>>>
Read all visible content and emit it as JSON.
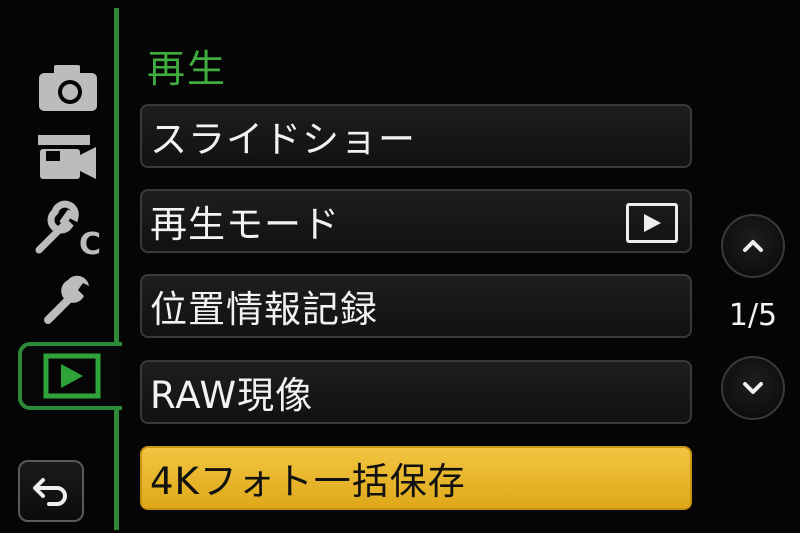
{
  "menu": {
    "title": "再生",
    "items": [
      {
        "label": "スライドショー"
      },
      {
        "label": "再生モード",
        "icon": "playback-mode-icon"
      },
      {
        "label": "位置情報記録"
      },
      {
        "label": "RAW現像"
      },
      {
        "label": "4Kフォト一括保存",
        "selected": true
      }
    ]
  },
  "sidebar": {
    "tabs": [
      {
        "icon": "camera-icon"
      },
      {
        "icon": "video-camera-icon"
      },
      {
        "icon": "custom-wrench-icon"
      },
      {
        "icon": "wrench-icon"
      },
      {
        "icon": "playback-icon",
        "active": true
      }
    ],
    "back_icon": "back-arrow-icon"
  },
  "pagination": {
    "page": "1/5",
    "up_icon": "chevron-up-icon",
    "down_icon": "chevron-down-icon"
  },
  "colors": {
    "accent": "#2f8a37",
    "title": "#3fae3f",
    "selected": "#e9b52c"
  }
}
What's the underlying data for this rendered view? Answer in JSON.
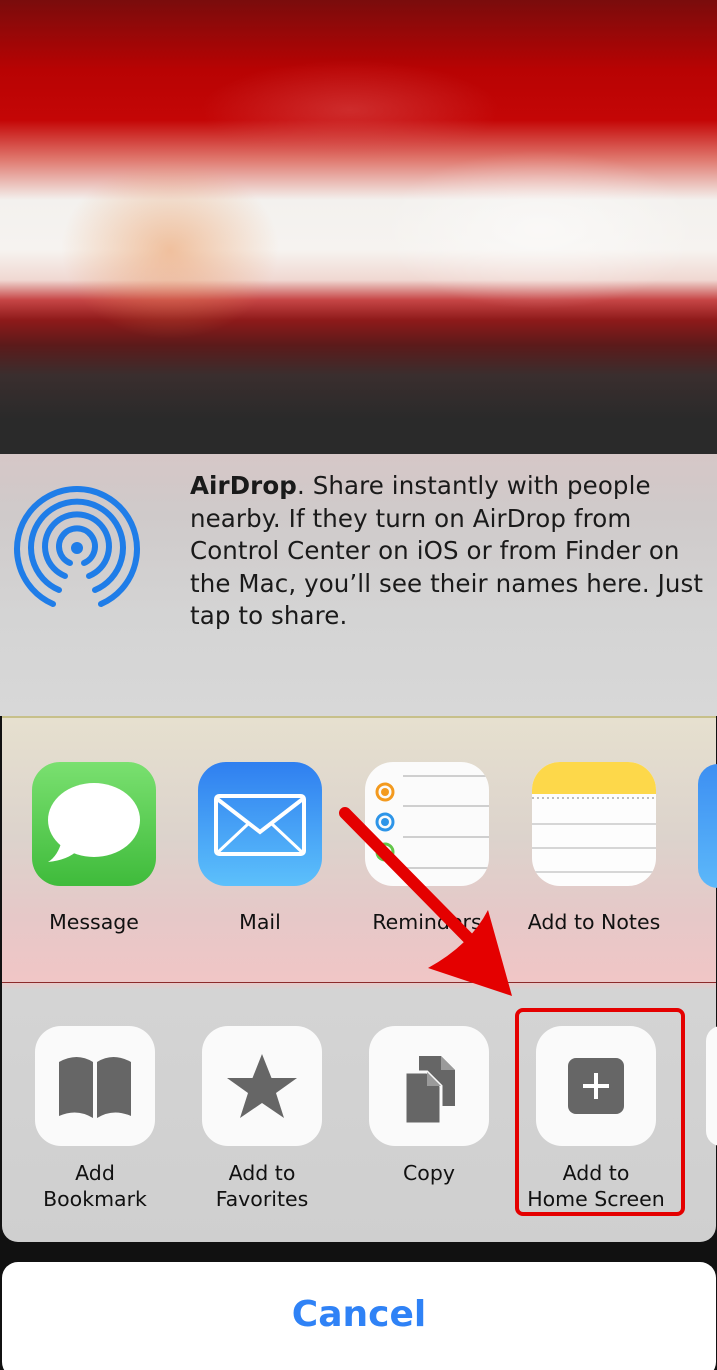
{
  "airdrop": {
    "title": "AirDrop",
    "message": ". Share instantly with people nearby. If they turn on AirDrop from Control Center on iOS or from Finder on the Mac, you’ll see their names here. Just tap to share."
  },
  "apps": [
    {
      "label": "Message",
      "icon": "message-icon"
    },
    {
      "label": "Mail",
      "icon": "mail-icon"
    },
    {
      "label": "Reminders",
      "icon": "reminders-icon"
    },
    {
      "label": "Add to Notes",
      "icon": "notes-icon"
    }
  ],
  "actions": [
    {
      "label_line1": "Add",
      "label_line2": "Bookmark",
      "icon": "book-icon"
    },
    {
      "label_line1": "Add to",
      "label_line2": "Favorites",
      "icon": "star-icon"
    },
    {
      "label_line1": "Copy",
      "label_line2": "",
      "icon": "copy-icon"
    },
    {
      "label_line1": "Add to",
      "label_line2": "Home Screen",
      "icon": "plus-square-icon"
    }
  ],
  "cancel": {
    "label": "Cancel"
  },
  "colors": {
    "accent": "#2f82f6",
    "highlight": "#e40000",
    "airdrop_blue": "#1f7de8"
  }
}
<<<
# WHAT TO WORK ON
Write out the lines of the listing from the one that holds "What's the underlying" to the very last line, both included, exactly as they appear and without any pictures.

# TASK ANSWER
What's the underlying data for this rendered view? Answer in JSON.
{
  "airdrop": {
    "title": "AirDrop",
    "message": ". Share instantly with people nearby. If they turn on AirDrop from Control Center on iOS or from Finder on the Mac, you’ll see their names here. Just tap to share."
  },
  "apps": [
    {
      "label": "Message",
      "icon": "message-icon"
    },
    {
      "label": "Mail",
      "icon": "mail-icon"
    },
    {
      "label": "Reminders",
      "icon": "reminders-icon"
    },
    {
      "label": "Add to Notes",
      "icon": "notes-icon"
    }
  ],
  "actions": [
    {
      "label_line1": "Add",
      "label_line2": "Bookmark",
      "icon": "book-icon"
    },
    {
      "label_line1": "Add to",
      "label_line2": "Favorites",
      "icon": "star-icon"
    },
    {
      "label_line1": "Copy",
      "label_line2": "",
      "icon": "copy-icon"
    },
    {
      "label_line1": "Add to",
      "label_line2": "Home Screen",
      "icon": "plus-square-icon"
    }
  ],
  "cancel": {
    "label": "Cancel"
  },
  "colors": {
    "accent": "#2f82f6",
    "highlight": "#e40000",
    "airdrop_blue": "#1f7de8"
  }
}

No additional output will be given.